--- BEGIN ---

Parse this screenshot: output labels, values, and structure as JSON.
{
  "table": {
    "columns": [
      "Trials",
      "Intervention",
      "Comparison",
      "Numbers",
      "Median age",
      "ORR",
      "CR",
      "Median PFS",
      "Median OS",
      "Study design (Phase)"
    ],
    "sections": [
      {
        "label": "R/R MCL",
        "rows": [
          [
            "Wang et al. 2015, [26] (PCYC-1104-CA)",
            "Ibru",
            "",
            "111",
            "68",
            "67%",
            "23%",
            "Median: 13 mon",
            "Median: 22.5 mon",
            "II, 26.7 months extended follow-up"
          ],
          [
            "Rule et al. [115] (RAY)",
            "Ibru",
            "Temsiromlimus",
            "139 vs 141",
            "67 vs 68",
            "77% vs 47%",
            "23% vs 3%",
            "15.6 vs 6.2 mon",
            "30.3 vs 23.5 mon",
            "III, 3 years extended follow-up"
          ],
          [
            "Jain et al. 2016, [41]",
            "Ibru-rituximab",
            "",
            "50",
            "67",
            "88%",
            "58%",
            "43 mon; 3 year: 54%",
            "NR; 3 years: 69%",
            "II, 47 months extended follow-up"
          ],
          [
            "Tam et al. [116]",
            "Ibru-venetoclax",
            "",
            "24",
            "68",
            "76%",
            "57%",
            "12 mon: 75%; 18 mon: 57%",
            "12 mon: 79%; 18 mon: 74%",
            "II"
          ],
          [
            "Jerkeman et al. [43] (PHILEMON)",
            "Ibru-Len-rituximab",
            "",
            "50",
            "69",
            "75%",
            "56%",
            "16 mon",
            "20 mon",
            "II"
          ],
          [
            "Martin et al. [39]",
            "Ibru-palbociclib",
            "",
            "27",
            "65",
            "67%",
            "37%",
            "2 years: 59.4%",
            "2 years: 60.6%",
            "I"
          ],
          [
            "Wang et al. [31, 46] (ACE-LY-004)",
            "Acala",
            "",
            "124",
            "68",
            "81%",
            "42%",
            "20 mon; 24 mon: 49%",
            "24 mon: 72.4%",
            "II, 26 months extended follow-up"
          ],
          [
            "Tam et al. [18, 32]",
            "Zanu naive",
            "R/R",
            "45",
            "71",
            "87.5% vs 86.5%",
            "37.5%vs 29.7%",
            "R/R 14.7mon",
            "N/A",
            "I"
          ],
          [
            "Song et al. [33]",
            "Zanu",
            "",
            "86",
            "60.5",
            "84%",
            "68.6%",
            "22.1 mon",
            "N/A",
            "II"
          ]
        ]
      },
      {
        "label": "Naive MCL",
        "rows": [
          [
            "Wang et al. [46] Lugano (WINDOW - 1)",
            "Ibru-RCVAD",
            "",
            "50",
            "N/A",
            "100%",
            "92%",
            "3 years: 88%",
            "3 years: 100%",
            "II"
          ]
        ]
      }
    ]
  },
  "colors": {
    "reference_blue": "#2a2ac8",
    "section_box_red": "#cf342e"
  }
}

--- END ---

▶ [Task description]:
Every line above that contains the word "Median" should be reported.

▶ [Task answer]:
      "Median age",
      "Median PFS",
      "Median OS",
            "Median: 13 mon",
            "Median: 22.5 mon",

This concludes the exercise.